List, from the lines below, each one with "FREQ" in it.

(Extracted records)
_____

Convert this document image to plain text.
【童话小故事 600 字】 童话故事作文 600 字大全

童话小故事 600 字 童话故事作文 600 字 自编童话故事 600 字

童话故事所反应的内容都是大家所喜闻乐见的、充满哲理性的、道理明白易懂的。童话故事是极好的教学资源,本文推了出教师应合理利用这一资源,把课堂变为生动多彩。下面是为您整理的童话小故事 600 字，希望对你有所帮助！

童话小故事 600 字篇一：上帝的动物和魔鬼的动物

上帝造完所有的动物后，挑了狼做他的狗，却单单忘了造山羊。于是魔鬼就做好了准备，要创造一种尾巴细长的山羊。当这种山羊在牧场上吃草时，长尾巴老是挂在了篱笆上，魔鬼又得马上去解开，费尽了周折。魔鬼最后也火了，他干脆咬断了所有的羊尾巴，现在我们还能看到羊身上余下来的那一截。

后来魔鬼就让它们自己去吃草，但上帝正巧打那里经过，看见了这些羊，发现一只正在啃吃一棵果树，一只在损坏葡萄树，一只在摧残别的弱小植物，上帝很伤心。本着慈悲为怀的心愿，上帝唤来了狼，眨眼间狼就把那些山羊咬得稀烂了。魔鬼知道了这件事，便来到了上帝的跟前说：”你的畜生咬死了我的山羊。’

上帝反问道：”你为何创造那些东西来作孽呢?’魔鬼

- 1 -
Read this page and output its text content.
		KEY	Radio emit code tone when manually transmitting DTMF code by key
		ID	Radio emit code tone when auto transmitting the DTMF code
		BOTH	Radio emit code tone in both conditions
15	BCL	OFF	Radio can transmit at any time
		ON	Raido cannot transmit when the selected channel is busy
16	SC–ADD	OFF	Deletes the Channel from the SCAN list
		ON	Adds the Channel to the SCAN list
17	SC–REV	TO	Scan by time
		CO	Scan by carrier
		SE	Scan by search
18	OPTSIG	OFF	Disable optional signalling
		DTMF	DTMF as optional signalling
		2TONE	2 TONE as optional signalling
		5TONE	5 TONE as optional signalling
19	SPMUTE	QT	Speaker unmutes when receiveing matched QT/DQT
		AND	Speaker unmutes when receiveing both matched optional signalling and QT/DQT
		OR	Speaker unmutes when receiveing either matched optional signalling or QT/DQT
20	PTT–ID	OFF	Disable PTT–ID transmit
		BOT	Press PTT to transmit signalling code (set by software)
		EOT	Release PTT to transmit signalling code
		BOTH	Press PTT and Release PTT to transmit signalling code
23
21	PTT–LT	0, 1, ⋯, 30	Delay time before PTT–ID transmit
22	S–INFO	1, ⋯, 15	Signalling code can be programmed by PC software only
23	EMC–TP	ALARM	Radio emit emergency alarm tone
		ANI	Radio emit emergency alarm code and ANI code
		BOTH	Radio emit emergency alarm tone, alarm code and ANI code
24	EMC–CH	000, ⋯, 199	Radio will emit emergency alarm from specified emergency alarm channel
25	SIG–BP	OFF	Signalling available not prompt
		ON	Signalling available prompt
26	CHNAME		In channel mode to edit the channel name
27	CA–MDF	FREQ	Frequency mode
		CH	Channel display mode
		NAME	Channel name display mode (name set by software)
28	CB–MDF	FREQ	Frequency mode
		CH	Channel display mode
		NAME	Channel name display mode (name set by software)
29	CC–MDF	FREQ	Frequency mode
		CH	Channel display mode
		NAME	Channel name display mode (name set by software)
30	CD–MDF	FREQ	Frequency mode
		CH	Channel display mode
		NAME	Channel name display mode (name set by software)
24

_____

● **WRITTEN SOLUTION**
27	CA–MDF	FREQ	Frequency mode
28	CB–MDF	FREQ	Frequency mode
29	CC–MDF	FREQ	Frequency mode
30	CD–MDF	FREQ	Frequency mode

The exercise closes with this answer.